▶ DATASET RECORDS

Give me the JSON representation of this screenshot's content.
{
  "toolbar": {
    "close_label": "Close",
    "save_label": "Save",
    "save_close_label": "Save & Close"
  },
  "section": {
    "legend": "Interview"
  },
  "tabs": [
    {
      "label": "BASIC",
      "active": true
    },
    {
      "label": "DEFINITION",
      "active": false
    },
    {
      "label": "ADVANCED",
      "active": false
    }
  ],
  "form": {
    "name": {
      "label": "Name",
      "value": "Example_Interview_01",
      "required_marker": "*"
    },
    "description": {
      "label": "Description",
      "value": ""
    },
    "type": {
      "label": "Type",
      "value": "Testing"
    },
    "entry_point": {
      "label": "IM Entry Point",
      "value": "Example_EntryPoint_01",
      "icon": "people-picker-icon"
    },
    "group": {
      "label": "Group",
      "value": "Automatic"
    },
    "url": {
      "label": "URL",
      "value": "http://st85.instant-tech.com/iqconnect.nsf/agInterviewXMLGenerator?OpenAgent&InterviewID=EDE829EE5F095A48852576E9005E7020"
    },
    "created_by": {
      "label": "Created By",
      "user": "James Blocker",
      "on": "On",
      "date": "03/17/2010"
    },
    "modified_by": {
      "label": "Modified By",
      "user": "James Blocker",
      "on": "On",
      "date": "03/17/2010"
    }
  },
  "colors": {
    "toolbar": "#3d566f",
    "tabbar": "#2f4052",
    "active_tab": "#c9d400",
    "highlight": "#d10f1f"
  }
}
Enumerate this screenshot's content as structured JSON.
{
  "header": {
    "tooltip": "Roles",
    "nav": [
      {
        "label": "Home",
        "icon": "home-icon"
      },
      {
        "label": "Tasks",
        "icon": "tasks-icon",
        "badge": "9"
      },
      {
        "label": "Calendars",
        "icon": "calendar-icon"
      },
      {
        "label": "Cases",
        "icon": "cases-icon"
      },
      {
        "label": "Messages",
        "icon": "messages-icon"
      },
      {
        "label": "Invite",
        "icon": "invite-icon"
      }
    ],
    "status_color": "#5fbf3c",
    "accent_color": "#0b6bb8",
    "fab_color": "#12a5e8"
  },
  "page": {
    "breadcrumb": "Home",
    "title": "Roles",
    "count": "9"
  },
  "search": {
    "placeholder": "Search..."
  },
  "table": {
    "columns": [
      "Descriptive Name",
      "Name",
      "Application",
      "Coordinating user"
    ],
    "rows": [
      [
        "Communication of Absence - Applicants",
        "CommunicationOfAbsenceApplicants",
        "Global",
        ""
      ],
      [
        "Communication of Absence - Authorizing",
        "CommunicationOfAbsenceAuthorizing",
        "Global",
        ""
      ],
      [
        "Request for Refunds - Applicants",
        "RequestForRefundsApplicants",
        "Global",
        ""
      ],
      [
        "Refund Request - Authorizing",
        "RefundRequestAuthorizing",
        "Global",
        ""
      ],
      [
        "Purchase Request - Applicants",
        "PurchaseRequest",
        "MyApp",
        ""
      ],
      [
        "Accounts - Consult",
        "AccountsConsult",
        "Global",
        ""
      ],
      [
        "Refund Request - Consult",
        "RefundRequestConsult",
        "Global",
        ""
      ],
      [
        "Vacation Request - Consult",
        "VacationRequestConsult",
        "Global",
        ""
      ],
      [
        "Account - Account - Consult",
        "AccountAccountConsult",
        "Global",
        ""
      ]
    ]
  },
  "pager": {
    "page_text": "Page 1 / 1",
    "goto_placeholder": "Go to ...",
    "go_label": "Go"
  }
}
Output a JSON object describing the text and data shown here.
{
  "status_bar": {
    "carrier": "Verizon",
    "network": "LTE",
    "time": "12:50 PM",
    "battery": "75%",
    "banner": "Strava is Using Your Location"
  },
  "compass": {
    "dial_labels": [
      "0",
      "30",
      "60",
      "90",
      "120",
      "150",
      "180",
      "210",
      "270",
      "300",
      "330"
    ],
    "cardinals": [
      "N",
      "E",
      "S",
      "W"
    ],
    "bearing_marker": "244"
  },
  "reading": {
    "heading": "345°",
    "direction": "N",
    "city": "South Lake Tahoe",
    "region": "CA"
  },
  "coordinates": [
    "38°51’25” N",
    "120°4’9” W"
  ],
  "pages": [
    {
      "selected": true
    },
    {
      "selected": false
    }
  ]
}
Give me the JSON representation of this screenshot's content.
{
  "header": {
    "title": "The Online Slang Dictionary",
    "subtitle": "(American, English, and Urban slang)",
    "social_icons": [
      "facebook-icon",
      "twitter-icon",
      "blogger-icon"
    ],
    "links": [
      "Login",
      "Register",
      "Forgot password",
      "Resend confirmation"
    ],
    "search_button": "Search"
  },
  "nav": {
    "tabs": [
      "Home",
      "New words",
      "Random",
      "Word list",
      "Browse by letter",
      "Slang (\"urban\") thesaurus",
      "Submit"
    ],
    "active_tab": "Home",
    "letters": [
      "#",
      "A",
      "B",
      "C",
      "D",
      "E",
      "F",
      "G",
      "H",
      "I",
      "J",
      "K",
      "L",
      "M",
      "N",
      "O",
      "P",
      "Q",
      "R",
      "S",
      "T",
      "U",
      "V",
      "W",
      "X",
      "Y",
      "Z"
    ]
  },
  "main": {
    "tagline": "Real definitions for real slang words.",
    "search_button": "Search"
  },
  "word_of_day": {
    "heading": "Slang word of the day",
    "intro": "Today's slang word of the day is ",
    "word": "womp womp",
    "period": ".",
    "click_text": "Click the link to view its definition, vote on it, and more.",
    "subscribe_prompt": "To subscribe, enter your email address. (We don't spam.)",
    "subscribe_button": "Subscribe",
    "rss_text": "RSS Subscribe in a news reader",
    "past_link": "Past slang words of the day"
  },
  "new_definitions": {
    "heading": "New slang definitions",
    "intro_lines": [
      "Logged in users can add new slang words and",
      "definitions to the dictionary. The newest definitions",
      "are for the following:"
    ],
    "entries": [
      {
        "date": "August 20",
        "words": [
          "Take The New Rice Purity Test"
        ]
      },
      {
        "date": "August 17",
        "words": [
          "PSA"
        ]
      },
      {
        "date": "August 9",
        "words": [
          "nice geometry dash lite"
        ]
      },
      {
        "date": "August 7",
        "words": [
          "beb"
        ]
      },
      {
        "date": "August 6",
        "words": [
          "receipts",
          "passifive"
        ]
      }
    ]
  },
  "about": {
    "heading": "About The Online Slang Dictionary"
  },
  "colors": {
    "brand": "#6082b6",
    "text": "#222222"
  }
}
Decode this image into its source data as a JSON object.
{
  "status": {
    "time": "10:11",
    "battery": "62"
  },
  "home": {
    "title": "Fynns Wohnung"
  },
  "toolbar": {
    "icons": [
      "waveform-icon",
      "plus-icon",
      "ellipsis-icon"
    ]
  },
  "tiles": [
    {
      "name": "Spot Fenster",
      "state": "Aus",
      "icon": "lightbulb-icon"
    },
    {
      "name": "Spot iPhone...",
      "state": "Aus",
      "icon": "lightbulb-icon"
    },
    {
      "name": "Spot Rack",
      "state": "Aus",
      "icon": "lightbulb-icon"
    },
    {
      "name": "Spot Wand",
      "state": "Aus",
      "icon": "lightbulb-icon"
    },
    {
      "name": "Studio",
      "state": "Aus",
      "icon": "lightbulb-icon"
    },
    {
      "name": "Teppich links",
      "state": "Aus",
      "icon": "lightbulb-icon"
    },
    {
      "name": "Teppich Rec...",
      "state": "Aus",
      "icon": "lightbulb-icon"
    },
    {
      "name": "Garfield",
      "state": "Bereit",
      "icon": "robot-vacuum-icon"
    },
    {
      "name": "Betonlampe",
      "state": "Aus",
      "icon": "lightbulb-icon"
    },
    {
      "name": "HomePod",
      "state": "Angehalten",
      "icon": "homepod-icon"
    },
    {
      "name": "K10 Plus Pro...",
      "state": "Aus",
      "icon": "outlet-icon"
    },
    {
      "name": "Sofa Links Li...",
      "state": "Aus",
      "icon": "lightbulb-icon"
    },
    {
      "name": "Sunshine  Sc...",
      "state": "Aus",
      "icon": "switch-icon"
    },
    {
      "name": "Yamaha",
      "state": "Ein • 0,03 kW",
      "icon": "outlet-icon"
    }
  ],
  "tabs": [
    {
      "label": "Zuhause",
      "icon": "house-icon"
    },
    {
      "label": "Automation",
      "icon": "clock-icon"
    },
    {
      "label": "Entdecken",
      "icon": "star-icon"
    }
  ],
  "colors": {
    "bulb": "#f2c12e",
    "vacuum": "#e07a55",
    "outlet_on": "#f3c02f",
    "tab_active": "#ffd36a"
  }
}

▶ WHAT IS NEEDED
Gather all the lines that include the word "August" and copy them out.

▶ ANSWER TO THE TASK
        "date": "August 20",
        "date": "August 17",
        "date": "August 9",
        "date": "August 7",
        "date": "August 6",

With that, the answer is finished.